Dataset records
"""
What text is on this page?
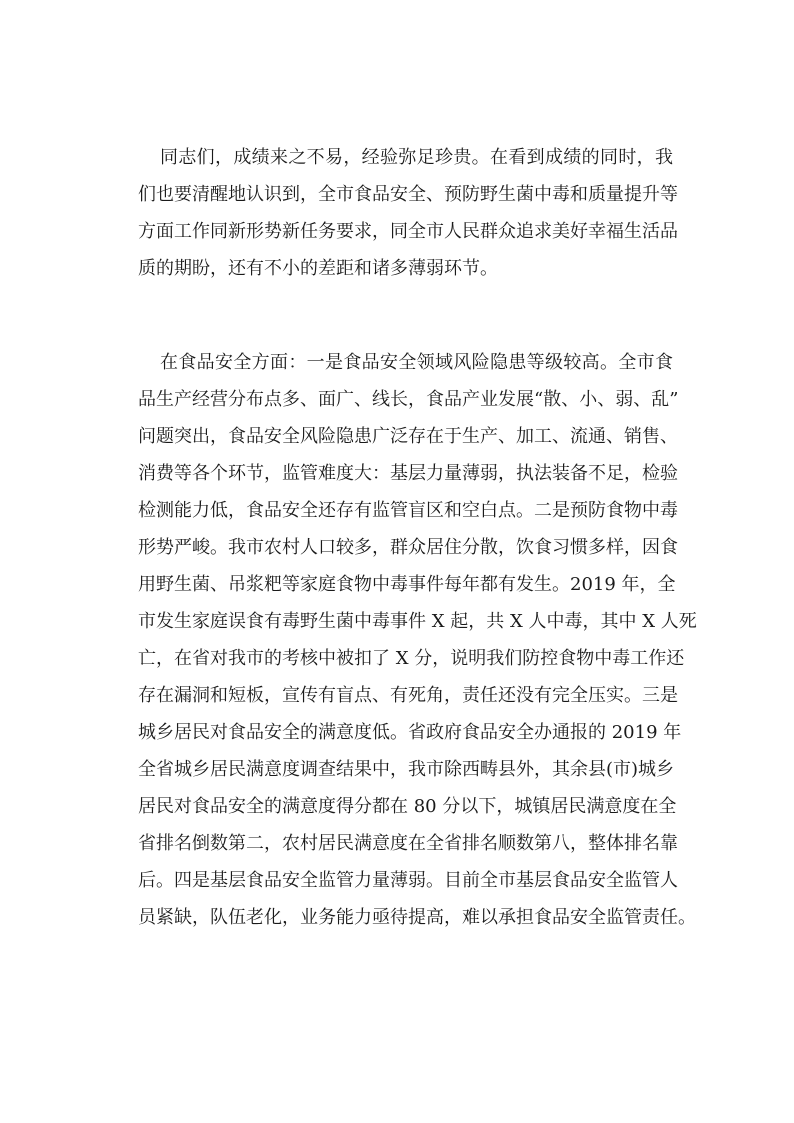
同志们，成绩来之不易，经验弥足珍贵。在看到成绩的同时，我

们也要清醒地认识到，全市食品安全、预防野生菌中毒和质量提升等

方面工作同新形势新任务要求，同全市人民群众追求美好幸福生活品

质的期盼，还有不小的差距和诸多薄弱环节。

在食品安全方面：一是食品安全领域风险隐患等级较高。全市食

品生产经营分布点多、面广、线长，食品产业发展“散、小、弱、乱”

问题突出，食品安全风险隐患广泛存在于生产、加工、流通、销售、

消费等各个环节，监管难度大：基层力量薄弱，执法装备不足，检验

检测能力低，食品安全还存有监管盲区和空白点。二是预防食物中毒

形势严峻。我市农村人口较多，群众居住分散，饮食习惯多样，因食

用野生菌、吊浆粑等家庭食物中毒事件每年都有发生。2019 年，全

市发生家庭误食有毒野生菌中毒事件 X 起，共 X 人中毒，其中 X 人死

亡，在省对我市的考核中被扣了 X 分，说明我们防控食物中毒工作还

存在漏洞和短板，宣传有盲点、有死角，责任还没有完全压实。三是

城乡居民对食品安全的满意度低。省政府食品安全办通报的 2019 年

全省城乡居民满意度调查结果中，我市除西畴县外，其余县(市)城乡

居民对食品安全的满意度得分都在 80 分以下，城镇居民满意度在全

省排名倒数第二，农村居民满意度在全省排名顺数第八，整体排名靠

后。四是基层食品安全监管力量薄弱。目前全市基层食品安全监管人

员紧缺，队伍老化，业务能力亟待提高，难以承担食品安全监管责任。
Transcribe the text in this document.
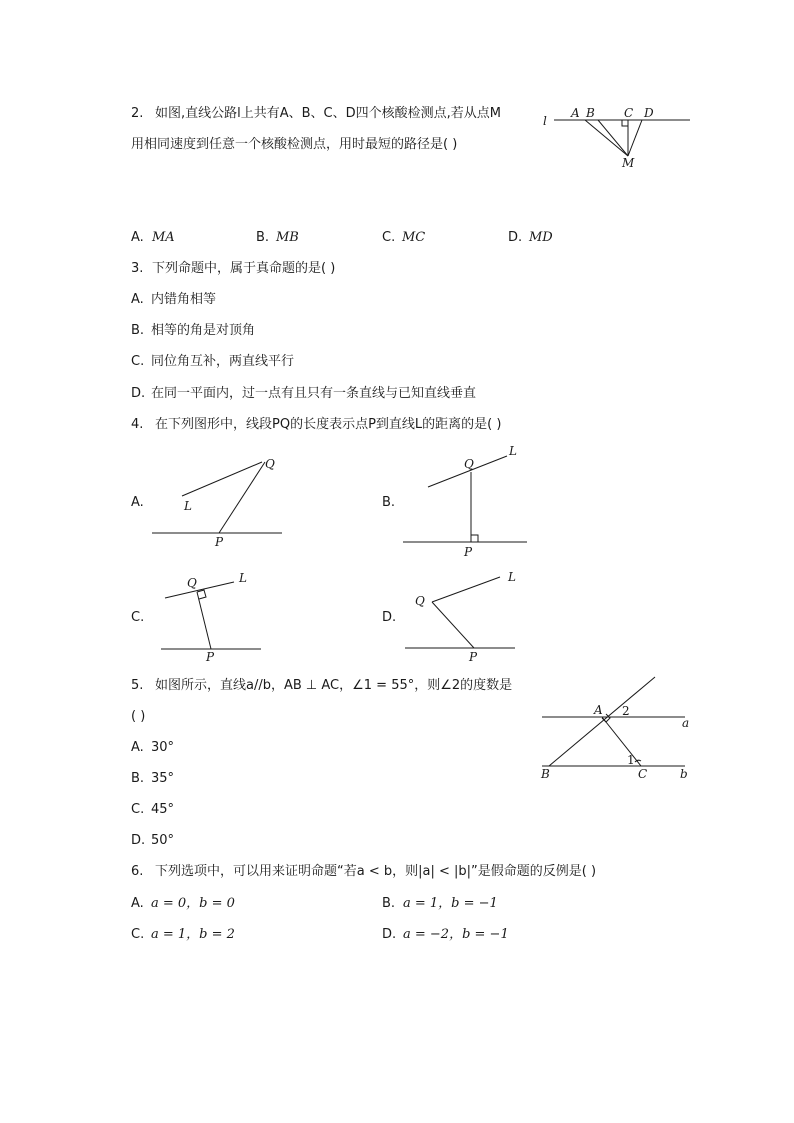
2. 如图,直线公路l上共有A、B、C、D四个核酸检测点,若从点M
用相同速度到任意一个核酸检测点，用时最短的路径是( )
l
A B C D
M
A. MA	B. MB	C. MC	D. MD
3. 下列命题中，属于真命题的是( )
A. 内错角相等
B. 相等的角是对顶角
C. 同位角互补，两直线平行
D. 在同一平面内，过一点有且只有一条直线与已知直线垂直
4. 在下列图形中，线段PQ的长度表示点P到直线L的距离的是( )
A.
Q
L
P
B.
L
Q
P
C.
Q	L
P
D.
L
Q
P
5. 如图所示，直线a//b，AB ⊥ AC，∠1 = 55°，则∠2的度数是
( )	A 2
a
1
B	C	b
A. 30°
B. 35°
C. 45°
D. 50°
6. 下列选项中，可以用来证明命题“若a < b，则|a| < |b|”是假命题的反例是( )
A. a = 0，b = 0	B. a = 1，b = −1
C. a = 1，b = 2	D. a = −2，b = −1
"""
§ PROBLEM TO SOLVE:
Each line in the listing above that contains "text" should be copied.

§ EXPECTED ANSWER:
What text is on this page?
Transcribe the text in this document.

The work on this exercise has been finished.